:: YOUR INSTRUCTIONS ::
Print, please, exactly and only the lines between the line holding "Enumerate this screenshot's" and the line holding "Extract the structured", inclusive, omitting any pictures.

:: TASK DATA ::
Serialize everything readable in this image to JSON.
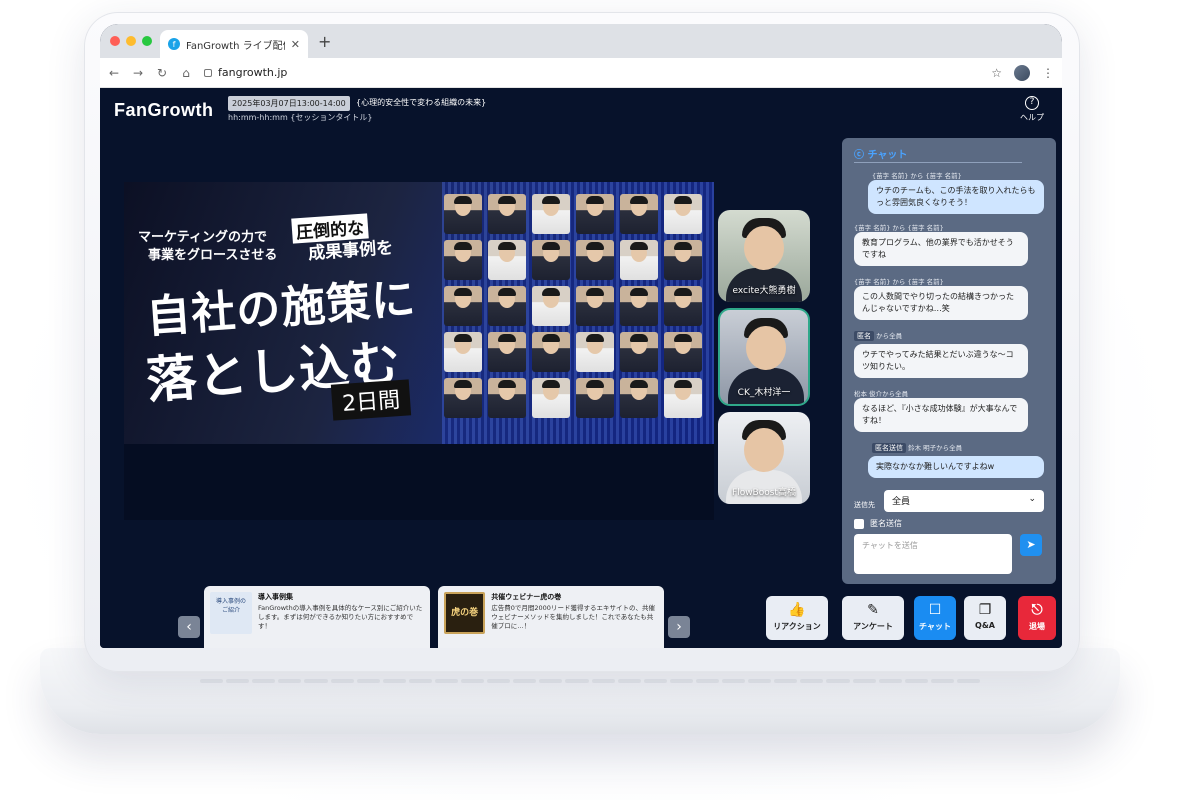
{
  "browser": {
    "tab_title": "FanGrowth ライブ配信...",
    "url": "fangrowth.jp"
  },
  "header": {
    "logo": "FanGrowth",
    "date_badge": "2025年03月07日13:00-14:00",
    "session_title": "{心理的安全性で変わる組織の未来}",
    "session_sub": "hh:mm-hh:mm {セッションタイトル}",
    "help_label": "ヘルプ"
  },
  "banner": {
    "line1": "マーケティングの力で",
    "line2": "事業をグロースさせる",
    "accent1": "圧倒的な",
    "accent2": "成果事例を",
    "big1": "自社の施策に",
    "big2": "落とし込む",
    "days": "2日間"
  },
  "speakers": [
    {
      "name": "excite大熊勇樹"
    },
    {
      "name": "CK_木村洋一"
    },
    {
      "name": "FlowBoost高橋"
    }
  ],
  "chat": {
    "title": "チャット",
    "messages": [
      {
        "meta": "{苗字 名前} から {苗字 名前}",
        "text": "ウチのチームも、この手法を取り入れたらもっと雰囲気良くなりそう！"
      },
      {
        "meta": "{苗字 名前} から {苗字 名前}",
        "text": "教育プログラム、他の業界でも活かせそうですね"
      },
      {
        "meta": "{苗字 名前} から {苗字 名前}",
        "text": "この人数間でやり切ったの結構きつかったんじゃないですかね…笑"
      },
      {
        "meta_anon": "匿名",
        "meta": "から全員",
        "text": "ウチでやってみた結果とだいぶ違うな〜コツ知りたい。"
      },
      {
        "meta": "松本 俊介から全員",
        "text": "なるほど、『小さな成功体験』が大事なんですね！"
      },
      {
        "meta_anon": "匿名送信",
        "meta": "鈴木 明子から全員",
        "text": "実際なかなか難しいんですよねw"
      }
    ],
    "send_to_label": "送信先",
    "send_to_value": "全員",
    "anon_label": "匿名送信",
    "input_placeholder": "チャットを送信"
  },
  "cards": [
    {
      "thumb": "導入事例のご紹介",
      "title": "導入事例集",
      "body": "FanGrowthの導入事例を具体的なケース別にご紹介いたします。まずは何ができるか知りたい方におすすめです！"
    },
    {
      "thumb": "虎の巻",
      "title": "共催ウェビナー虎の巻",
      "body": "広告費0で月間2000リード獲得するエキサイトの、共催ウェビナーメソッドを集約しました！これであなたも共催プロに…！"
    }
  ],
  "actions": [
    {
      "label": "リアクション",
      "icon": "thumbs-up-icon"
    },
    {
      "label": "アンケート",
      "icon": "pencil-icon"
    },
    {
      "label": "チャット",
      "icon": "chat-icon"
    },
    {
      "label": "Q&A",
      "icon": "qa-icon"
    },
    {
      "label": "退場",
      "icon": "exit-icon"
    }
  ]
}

==

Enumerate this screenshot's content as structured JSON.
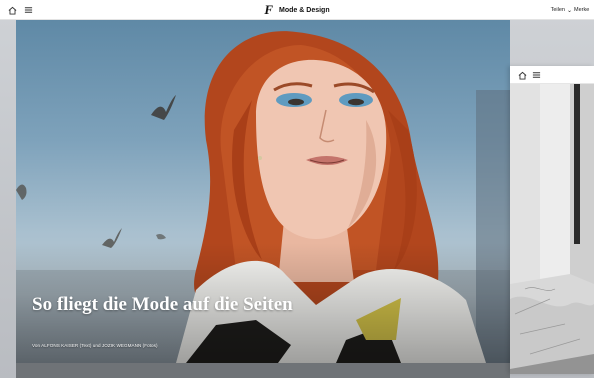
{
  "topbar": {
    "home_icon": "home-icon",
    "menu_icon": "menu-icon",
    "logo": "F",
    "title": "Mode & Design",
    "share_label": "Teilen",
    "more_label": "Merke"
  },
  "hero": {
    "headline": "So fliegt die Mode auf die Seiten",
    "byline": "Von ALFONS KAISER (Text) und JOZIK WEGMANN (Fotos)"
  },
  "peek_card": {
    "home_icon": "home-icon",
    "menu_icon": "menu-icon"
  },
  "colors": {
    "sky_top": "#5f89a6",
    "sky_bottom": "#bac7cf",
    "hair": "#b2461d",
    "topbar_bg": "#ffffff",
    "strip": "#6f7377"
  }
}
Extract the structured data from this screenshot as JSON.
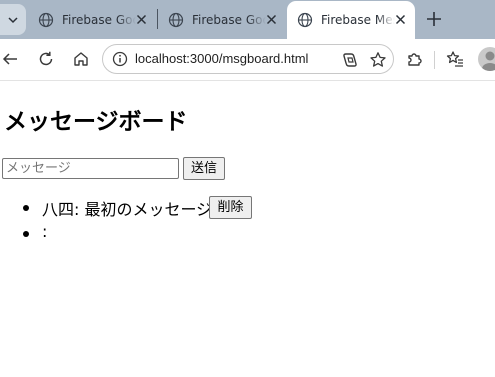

:: SOLUTION TO THIS EXERCISE ::
Enumerate this screenshot's content as structured JSON.
{
  "topbar": {
    "home_icon": "home-icon",
    "menu_icon": "menu-icon",
    "logo": "F",
    "title": "Mode & Design",
    "share_label": "Teilen",
    "more_label": "Merke"
  },
  "hero": {
    "headline": "So fliegt die Mode auf die Seiten",
    "byline": "Von ALFONS KAISER (Text) und JOZIK WEGMANN (Fotos)"
  },
  "peek_card": {
    "home_icon": "home-icon",
    "menu_icon": "menu-icon"
  },
  "colors": {
    "sky_top": "#5f89a6",
    "sky_bottom": "#bac7cf",
    "hair": "#b2461d",
    "topbar_bg": "#ffffff",
    "strip": "#6f7377"
  }
}
Extract the structured data from this screenshot as JSON.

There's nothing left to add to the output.